**問題 1**
下の提示文では、「サイドスクリーン」モードだとDRMを使った一部のコンテンツが見られないと書かれています。その理由を提示文に沿って、一〜三文で説明してください。

**提示文**

1つは、シンプルにDisplayPort規格のディスプレイとして機能するモードで、もう1つは「サイドスクリーン」と呼ばれるモード。こちらはスマホ内で表示する画面を縮小し、視野の左側に小さく画面を出す、「ながら見」特化の機能と言える。スマホ側で画面をキャプチャしながら再構成する関係上、DRMを使った一部コンテンツは視聴できない。両モードの切り替えにはNebulaアプリを使う必要がある。

Androidの通知領域から「MRモード」「Air Castingモード」を切り替える。「サイドスクリーン」モードにするにはここから選ぶ。

どちらもあくまで「ディスプレイ」としての扱いなので、向いている方向などは認識していない。表示される画面の位置は常に「目の前」。首を傾ければ映像も傾く。

ディスプレイはマイクロOLED。解像度は片目あたり1,920×1,080ドットで、プリズムによって視野の正面に投射されている。

ケーブルをつながずに斜めから見ると、表示系の構造がよくわかる。

では画質はどうか?

一言で言って、なかなか素晴らしい。

広告では「目の前に130インチ」と表現しているが、この種のディスプレイではありがちなことだが、感じ方は人によって異なる。

筆者には「50cm先に40インチ弱の画面がある」感覚に思える。視野は広いわけではないので、映画館やVR用HMDのように「目の前に広がる巨大スクリーン」いう訳ではない。

だが、画質は良い。

ドット感はまったく感じられず、だからといってぼやけているわけでもない。文字もかなりくっきり見える。発色は濃い目で、色温度も低めだ。しかし、4万円以下の価格で買える、この種のディスプレイで見ていると思えば十分以上である。

以下はNreal Light(左)とNreal Airを比較し、公式が公開しているスペック表だが、中でも「最高輝度」「表示密度(PPD)」の向上が、画質の改善に大きく貢献している。

**作業用データ**
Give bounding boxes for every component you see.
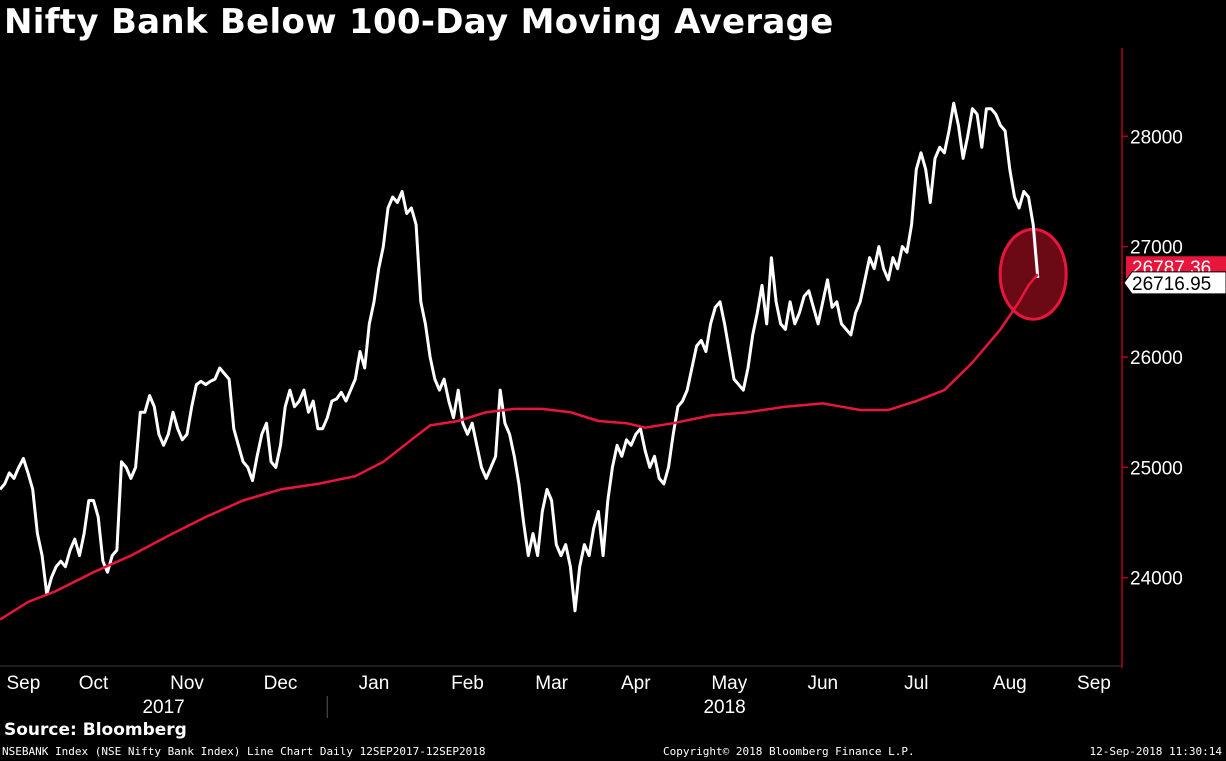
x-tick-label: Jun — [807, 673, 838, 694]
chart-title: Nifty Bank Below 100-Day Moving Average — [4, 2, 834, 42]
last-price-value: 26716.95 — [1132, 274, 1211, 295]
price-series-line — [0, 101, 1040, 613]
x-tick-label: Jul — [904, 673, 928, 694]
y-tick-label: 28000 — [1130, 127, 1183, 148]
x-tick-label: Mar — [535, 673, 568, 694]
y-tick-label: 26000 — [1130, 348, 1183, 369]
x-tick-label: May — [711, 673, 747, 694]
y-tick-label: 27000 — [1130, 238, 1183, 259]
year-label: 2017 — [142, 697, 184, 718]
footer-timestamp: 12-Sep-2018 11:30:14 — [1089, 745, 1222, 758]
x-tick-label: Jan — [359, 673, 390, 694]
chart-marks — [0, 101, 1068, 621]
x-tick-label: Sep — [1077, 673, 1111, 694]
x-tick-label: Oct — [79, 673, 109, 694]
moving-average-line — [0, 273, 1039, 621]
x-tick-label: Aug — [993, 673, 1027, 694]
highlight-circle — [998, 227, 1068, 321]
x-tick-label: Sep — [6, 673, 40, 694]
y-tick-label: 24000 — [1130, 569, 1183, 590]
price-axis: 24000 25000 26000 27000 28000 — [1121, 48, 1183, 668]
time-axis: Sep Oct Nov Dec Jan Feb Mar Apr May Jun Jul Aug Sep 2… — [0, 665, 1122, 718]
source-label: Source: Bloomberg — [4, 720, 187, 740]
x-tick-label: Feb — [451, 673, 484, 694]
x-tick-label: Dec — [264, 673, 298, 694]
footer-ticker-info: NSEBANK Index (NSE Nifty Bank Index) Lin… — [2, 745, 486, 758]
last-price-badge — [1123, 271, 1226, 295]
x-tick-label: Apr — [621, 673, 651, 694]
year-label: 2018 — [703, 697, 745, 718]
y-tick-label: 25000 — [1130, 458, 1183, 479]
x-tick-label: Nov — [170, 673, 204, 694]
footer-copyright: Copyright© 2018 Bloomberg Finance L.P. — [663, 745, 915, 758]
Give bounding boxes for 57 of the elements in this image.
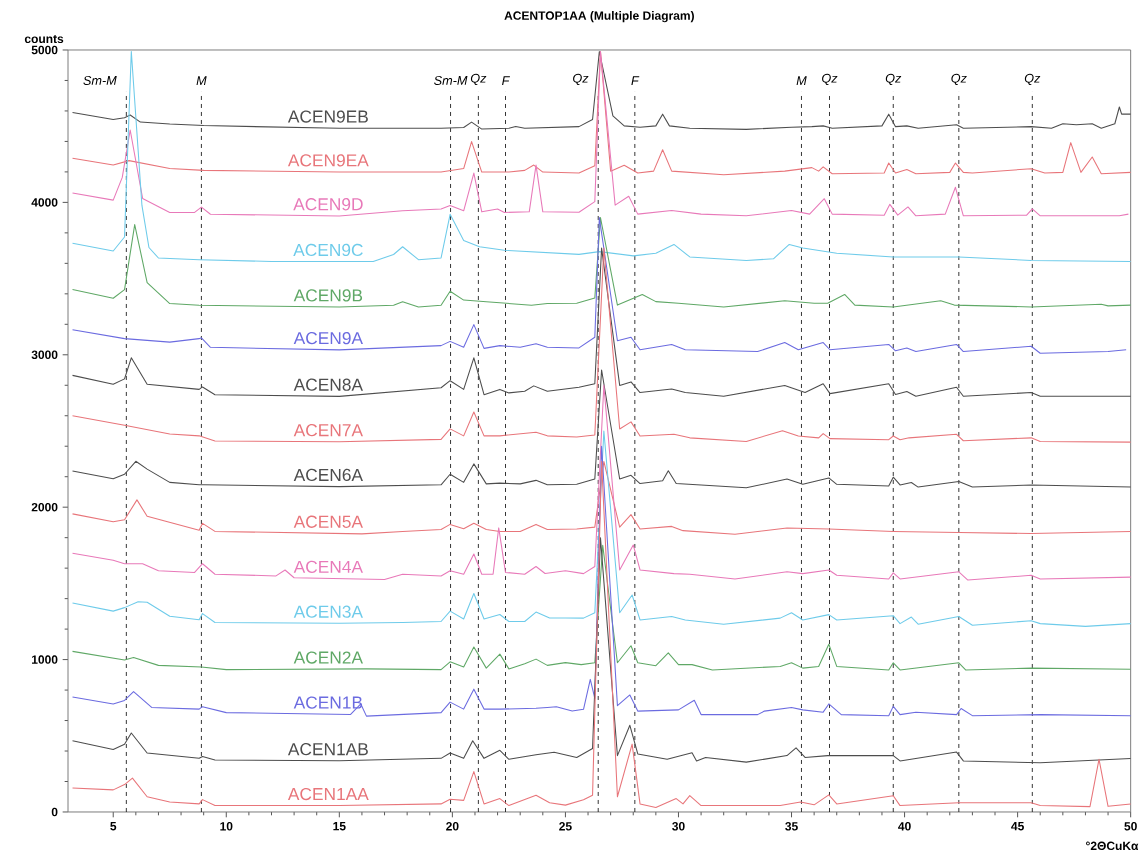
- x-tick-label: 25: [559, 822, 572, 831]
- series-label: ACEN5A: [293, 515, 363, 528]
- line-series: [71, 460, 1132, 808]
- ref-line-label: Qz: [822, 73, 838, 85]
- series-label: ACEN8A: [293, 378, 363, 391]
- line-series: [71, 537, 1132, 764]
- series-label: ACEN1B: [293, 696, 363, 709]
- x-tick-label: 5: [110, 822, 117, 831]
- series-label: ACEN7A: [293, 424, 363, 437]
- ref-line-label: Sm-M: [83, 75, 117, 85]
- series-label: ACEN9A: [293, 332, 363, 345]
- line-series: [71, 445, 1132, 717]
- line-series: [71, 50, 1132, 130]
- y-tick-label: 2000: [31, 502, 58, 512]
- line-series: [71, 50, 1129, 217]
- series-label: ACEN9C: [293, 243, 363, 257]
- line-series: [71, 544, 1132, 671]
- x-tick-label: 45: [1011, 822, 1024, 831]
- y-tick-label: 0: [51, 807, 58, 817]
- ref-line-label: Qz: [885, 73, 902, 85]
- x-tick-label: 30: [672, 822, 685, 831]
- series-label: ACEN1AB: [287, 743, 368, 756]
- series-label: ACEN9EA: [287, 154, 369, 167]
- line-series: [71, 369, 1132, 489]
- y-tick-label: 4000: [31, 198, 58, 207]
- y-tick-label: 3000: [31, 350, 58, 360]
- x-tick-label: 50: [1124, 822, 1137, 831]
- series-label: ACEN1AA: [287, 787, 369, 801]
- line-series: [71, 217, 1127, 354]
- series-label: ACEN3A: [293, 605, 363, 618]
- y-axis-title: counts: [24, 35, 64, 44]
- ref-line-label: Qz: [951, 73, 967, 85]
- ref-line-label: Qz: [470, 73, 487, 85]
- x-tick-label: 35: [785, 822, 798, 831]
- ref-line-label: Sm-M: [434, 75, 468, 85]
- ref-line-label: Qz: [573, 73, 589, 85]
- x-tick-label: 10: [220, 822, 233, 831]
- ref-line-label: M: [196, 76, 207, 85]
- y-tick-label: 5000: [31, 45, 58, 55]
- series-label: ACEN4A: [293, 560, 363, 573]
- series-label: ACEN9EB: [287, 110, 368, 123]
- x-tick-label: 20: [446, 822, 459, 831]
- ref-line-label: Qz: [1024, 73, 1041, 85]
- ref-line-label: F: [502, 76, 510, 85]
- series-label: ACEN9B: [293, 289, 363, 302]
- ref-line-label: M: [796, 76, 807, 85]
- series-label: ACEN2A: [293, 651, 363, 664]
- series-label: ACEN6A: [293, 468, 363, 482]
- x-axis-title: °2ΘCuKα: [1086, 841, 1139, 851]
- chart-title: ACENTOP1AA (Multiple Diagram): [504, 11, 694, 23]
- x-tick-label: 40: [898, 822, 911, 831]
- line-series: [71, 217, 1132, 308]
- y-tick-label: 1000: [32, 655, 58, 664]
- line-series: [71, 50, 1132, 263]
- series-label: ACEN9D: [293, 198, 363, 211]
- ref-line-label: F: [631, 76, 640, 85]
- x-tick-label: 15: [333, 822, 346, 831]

**問題 2**
エントリの「- x-tick-label: 25: [559, 822, 572, 831]」を含む行から「- x-tick-label: 35: [785, 822, 798, 831]」を含む行までについて、「ref-line-label」を「reference-label」に置き換えて書き直してください。それ以外は一切変えないでください。

**解答 1**
「サイドスクリーン」モードでは、スマホ側で画面をキャプチャしながら表示を組み立て直しています。その仕組みのため、DRMを使った一部のコンテンツは見られません。

**解答 2**
- x-tick-label: 25: [559, 822, 572, 831]
- series-label: ACEN5A: [293, 515, 363, 528]
- line-series: [71, 460, 1132, 808]
- reference-label: Qz: [822, 73, 838, 85]
- series-label: ACEN8A: [293, 378, 363, 391]
- line-series: [71, 537, 1132, 764]
- series-label: ACEN1B: [293, 696, 363, 709]
- x-tick-label: 5: [110, 822, 117, 831]
- series-label: ACEN7A: [293, 424, 363, 437]
- reference-label: Sm-M: [83, 75, 117, 85]
- series-label: ACEN9A: [293, 332, 363, 345]
- line-series: [71, 445, 1132, 717]
- line-series: [71, 50, 1132, 130]
- y-tick-label: 2000: [31, 502, 58, 512]
- line-series: [71, 50, 1129, 217]
- series-label: ACEN9C: [293, 243, 363, 257]
- line-series: [71, 544, 1132, 671]
- x-tick-label: 45: [1011, 822, 1024, 831]
- y-tick-label: 0: [51, 807, 58, 817]
- reference-label: Qz: [885, 73, 902, 85]
- x-tick-label: 30: [672, 822, 685, 831]
- series-label: ACEN1AB: [287, 743, 368, 756]
- series-label: ACEN9EA: [287, 154, 369, 167]
- line-series: [71, 369, 1132, 489]
- y-tick-label: 4000: [31, 198, 58, 207]
- y-tick-label: 3000: [31, 350, 58, 360]
- x-tick-label: 50: [1124, 822, 1137, 831]
- series-label: ACEN1AA: [287, 787, 369, 801]
- line-series: [71, 217, 1127, 354]
- series-label: ACEN3A: [293, 605, 363, 618]
- y-axis-title: counts: [24, 35, 64, 44]
- reference-label: Qz: [951, 73, 967, 85]
- reference-label: Qz: [470, 73, 487, 85]
- x-tick-label: 35: [785, 822, 798, 831]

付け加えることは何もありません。